** BEGIN **

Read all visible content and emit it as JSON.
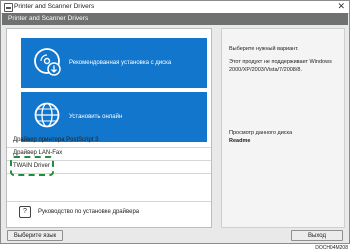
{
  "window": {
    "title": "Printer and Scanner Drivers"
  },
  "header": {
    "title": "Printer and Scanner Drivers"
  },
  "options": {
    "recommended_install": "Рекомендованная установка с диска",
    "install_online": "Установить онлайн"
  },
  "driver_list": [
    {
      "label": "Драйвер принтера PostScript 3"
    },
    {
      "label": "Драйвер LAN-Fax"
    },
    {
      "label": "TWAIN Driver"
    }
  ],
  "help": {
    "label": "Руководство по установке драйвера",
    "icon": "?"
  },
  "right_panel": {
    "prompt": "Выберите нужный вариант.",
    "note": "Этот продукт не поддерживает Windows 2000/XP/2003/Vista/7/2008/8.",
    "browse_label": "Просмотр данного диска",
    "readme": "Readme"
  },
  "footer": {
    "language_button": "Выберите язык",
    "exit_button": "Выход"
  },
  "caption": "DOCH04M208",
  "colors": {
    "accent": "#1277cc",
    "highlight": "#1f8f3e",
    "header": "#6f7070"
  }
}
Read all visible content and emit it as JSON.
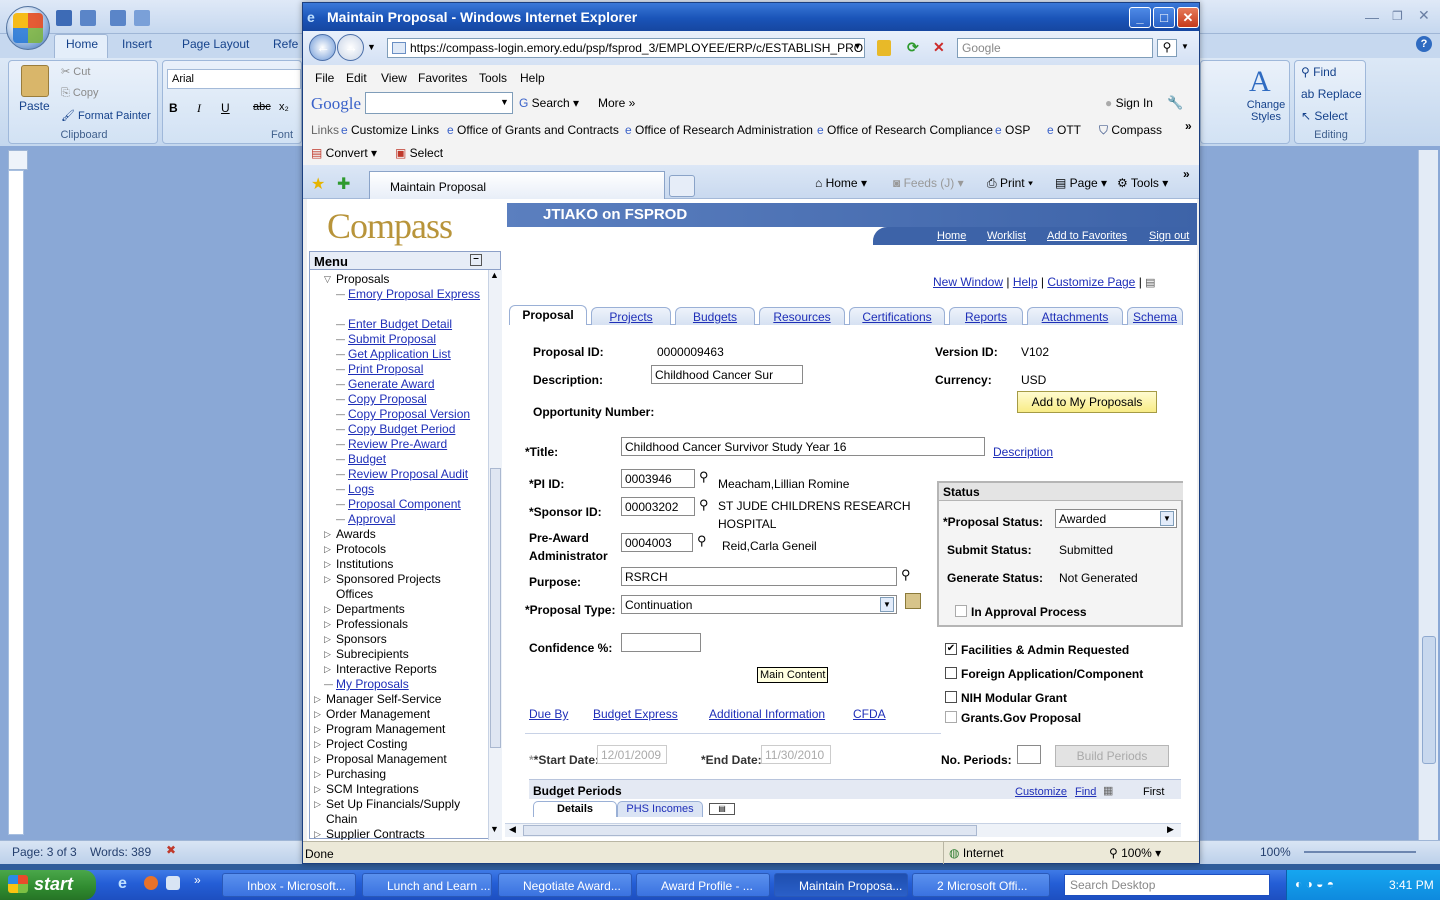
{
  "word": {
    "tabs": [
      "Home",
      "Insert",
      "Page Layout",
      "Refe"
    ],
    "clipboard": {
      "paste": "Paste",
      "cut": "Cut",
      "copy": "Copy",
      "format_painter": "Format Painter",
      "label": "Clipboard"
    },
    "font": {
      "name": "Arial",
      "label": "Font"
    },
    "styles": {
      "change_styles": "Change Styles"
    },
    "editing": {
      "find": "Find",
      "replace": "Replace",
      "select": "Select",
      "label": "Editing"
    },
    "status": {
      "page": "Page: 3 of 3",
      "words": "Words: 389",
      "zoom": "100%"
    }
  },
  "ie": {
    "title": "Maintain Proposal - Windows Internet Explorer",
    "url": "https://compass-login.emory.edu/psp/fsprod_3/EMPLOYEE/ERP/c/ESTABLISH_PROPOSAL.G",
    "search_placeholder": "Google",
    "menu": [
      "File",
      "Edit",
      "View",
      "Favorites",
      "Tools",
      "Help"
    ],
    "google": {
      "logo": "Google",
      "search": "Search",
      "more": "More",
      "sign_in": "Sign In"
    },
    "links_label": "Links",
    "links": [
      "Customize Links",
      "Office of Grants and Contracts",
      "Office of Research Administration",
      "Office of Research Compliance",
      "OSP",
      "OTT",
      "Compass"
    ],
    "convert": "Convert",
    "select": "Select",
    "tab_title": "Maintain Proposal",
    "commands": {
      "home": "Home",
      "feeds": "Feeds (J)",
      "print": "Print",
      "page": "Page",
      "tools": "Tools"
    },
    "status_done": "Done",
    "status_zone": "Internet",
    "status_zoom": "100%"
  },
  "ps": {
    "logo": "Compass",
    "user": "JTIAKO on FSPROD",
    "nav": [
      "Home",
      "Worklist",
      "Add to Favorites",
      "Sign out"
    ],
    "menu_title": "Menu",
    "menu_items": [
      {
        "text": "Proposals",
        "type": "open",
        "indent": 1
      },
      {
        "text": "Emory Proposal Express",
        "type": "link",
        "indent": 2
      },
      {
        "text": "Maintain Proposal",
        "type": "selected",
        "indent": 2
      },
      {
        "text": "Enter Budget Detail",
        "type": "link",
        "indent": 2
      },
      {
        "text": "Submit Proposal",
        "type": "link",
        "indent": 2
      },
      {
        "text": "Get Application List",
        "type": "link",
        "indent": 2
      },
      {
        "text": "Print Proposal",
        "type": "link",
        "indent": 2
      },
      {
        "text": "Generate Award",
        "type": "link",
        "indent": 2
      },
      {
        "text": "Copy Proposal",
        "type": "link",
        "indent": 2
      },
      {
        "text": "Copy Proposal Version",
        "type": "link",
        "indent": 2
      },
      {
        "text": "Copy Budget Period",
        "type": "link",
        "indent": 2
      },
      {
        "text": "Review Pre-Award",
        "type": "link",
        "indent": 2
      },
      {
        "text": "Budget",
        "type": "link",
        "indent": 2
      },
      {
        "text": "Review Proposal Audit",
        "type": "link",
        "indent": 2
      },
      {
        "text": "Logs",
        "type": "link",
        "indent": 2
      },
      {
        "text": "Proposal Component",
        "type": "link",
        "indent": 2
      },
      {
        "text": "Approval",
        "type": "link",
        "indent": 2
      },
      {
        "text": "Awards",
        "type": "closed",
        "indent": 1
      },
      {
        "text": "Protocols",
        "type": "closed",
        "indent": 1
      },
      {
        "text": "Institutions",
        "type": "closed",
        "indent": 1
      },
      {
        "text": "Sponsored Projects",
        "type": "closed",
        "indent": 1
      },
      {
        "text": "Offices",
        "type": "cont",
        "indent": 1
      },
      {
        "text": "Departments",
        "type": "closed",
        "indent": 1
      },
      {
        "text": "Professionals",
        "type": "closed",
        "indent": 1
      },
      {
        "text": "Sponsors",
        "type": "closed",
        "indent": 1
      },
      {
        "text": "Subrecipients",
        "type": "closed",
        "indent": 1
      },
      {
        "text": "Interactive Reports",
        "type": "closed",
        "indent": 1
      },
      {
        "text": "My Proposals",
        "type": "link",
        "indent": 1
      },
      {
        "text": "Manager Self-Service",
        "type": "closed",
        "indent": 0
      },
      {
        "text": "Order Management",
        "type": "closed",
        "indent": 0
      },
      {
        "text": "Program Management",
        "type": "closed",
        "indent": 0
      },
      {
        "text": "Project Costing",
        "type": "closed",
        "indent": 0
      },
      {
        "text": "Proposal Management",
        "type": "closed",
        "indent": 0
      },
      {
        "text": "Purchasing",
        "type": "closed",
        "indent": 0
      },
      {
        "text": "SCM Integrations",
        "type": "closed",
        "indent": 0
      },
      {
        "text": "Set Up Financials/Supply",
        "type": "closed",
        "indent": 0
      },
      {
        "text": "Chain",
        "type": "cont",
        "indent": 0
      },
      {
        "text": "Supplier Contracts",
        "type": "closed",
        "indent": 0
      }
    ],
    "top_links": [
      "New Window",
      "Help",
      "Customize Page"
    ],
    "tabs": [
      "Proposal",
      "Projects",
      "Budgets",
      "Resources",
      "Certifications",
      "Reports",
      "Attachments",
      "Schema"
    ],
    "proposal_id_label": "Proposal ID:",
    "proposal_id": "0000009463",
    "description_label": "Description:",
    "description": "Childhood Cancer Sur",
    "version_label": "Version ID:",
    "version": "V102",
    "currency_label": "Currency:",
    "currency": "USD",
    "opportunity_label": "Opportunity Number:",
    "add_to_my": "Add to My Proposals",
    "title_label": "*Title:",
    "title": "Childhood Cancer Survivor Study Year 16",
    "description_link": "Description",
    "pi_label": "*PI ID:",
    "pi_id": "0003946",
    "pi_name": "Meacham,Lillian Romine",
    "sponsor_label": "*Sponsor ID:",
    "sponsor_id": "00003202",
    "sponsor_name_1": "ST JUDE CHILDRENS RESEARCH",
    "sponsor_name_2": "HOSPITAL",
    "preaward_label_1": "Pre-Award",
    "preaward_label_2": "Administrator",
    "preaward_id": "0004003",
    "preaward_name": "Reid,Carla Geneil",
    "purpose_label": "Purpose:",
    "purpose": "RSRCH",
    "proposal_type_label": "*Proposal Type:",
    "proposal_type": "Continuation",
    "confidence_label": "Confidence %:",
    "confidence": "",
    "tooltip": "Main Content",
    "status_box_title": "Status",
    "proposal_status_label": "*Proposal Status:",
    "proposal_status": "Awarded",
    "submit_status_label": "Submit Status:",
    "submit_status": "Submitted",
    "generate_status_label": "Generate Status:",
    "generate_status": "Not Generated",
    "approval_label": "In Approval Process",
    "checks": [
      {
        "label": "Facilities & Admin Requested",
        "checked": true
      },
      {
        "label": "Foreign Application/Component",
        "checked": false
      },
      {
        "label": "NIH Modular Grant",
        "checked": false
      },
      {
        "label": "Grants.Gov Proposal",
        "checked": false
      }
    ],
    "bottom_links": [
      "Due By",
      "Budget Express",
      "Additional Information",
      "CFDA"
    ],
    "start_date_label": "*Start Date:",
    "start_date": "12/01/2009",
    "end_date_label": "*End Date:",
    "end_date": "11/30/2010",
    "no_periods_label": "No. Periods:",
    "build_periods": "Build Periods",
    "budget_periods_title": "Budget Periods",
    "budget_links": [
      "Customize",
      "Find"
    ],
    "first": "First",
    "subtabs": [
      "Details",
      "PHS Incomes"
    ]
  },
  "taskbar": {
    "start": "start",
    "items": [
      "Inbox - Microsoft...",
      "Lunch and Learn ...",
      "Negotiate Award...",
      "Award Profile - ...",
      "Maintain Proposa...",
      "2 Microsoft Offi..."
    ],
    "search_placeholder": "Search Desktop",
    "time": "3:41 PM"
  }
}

** END **
** BEGIN **

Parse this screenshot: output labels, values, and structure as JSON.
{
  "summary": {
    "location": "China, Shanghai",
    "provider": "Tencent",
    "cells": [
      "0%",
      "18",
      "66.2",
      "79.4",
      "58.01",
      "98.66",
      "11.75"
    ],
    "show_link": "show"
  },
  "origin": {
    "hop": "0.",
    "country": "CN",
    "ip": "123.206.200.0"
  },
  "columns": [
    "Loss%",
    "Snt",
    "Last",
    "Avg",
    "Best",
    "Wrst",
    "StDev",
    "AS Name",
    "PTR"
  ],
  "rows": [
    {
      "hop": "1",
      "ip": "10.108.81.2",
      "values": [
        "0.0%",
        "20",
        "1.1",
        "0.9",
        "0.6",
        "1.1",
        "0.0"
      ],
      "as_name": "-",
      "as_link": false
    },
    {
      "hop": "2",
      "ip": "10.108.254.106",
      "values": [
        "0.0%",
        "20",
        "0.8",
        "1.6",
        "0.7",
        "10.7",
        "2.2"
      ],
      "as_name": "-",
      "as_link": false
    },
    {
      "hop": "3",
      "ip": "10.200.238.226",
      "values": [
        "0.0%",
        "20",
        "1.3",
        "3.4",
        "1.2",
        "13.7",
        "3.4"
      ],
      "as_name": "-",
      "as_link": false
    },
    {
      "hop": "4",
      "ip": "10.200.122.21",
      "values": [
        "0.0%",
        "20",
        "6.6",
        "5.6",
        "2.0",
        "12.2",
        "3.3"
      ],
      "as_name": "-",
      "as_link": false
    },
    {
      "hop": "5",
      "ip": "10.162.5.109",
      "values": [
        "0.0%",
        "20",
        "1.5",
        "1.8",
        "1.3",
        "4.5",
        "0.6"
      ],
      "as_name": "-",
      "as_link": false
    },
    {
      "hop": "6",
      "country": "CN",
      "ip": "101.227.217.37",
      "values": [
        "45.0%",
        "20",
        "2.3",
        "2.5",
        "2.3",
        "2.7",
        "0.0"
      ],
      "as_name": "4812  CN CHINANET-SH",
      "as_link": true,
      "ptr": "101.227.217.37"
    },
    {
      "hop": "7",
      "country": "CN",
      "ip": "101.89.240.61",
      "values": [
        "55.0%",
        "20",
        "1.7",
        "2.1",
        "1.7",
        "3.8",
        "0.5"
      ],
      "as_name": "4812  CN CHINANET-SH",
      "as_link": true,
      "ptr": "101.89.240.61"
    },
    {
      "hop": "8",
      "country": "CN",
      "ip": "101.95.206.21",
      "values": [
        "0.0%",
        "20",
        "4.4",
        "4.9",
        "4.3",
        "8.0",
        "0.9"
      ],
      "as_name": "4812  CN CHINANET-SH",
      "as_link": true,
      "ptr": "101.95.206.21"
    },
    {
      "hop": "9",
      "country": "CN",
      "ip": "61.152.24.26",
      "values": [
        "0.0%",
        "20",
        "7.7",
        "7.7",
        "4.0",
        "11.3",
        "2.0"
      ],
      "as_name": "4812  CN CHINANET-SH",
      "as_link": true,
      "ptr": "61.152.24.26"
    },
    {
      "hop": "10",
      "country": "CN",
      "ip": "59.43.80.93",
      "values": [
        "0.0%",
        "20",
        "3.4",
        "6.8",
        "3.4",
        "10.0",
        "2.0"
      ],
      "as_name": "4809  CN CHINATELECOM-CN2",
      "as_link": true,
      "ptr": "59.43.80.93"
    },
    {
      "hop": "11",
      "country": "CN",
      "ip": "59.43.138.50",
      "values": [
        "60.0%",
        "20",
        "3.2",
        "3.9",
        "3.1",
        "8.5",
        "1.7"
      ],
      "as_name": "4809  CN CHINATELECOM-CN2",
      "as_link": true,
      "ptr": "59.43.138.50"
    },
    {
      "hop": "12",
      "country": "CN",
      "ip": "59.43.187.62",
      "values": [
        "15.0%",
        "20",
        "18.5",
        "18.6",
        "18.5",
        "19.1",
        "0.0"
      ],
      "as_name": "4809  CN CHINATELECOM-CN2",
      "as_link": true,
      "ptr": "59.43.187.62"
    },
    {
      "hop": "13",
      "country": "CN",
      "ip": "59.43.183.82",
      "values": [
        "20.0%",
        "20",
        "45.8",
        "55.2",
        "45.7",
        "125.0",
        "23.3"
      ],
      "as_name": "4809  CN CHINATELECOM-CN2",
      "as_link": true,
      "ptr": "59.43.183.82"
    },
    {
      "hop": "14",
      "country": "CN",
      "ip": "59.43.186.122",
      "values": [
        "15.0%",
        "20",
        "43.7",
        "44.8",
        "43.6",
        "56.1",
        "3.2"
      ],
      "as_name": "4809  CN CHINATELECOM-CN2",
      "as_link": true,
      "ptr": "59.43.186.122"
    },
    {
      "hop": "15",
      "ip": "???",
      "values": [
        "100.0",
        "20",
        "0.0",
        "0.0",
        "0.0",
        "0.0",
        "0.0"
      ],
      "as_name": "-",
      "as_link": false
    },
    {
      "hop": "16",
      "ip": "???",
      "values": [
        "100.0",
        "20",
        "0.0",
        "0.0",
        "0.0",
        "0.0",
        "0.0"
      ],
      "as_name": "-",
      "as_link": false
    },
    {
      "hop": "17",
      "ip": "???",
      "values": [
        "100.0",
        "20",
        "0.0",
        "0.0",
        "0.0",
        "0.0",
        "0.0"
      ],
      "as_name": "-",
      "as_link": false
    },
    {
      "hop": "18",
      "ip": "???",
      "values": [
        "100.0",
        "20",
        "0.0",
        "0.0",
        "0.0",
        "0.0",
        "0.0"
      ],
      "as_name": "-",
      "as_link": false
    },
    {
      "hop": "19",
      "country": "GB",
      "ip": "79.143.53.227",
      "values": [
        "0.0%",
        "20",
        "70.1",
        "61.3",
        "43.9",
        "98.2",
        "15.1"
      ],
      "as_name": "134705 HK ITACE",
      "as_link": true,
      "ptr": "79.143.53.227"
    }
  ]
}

** END **

Collect the complete line wherever the string "Childhood" appears in the records.

    "description": "Childhood Cancer Sur",
    "title": "Childhood Cancer Survivor Study Year 16",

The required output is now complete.